## [WRITTEN INSTRUCTION]
Each line containing the word "nivelul" needs to be copied.

Dataset entries:

────────────────────

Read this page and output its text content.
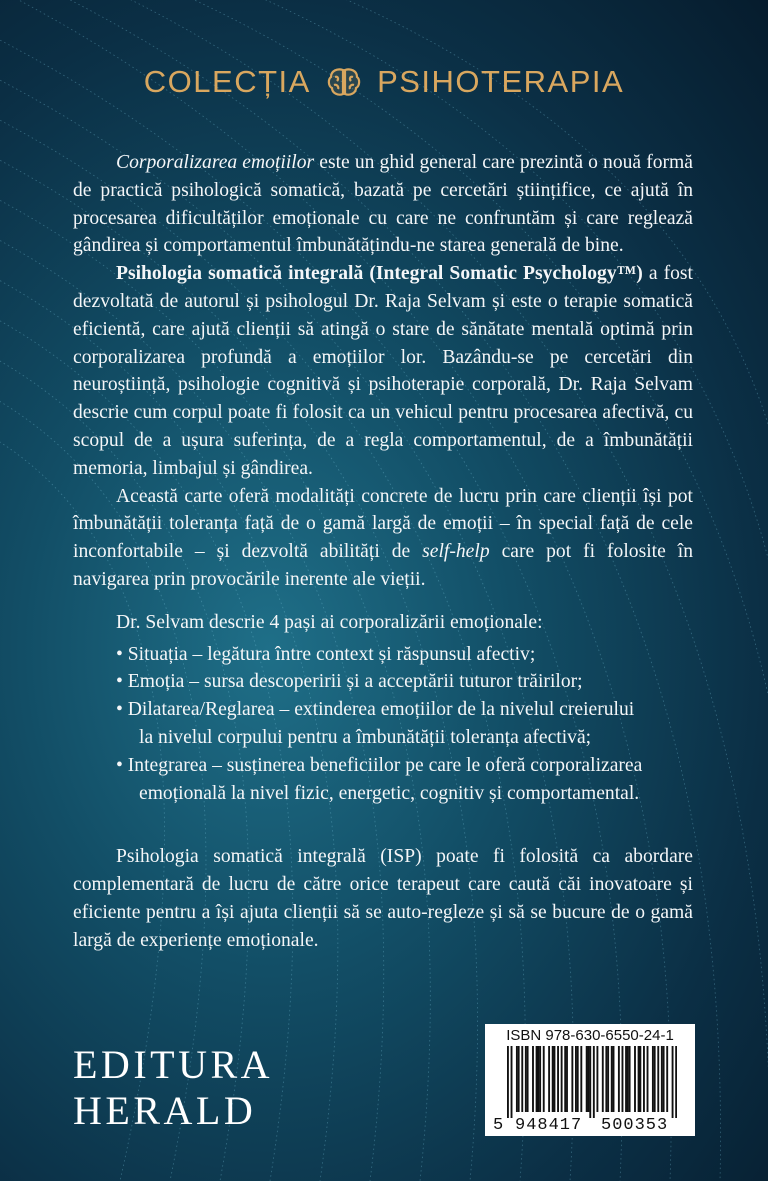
COLECȚIA PSIHOTERAPIA

Corporalizarea emoțiilor este un ghid general care prezintă o nouă formă de practică psihologică somatică, bazată pe cercetări științifice, ce ajută în procesarea dificultăților emoționale cu care ne confruntăm și care reglează gândirea și comportamentul îmbunătățindu-ne starea generală de bine.

Psihologia somatică integrală (Integral Somatic Psychology™) a fost dezvoltată de autorul și psihologul Dr. Raja Selvam și este o terapie somatică eficientă, care ajută clienții să atingă o stare de sănătate mentală optimă prin corporalizarea profundă a emoțiilor lor. Bazându-se pe cercetări din neuroștiință, psihologie cognitivă și psihoterapie corporală, Dr. Raja Selvam descrie cum corpul poate fi folosit ca un vehicul pentru procesarea afectivă, cu scopul de a ușura suferința, de a regla comportamentul, de a îmbunătății memoria, limbajul și gândirea.

Această carte oferă modalități concrete de lucru prin care clienții își pot îmbunătății toleranța față de o gamă largă de emoții – în special față de cele inconfortabile – și dezvoltă abilități de self-help care pot fi folosite în navigarea prin provocările inerente ale vieții.

Dr. Selvam descrie 4 pași ai corporalizării emoționale:

• Situația – legătura între context și răspunsul afectiv;
• Emoția – sursa descoperirii și a acceptării tuturor trăirilor;
• Dilatarea/Reglarea – extinderea emoțiilor de la nivelul creierului
la nivelul corpului pentru a îmbunătății toleranța afectivă;
• Integrarea – susținerea beneficiilor pe care le oferă corporalizarea
emoțională la nivel fizic, energetic, cognitiv și comportamental.

Psihologia somatică integrală (ISP) poate fi folosită ca abordare complementară de lucru de către orice terapeut care caută căi inovatoare și eficiente pentru a își ajuta clienții să se auto-regleze și să se bucure de o gamă largă de experiențe emoționale.

EDITURA
HERALD
ISBN 978-630-6550-24-1
5 948417 500353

────────────────────

## [CORRECT RESPONSE]
• Dilatarea/Reglarea – extinderea emoțiilor de la nivelul creierului
la nivelul corpului pentru a îmbunătății toleranța afectivă;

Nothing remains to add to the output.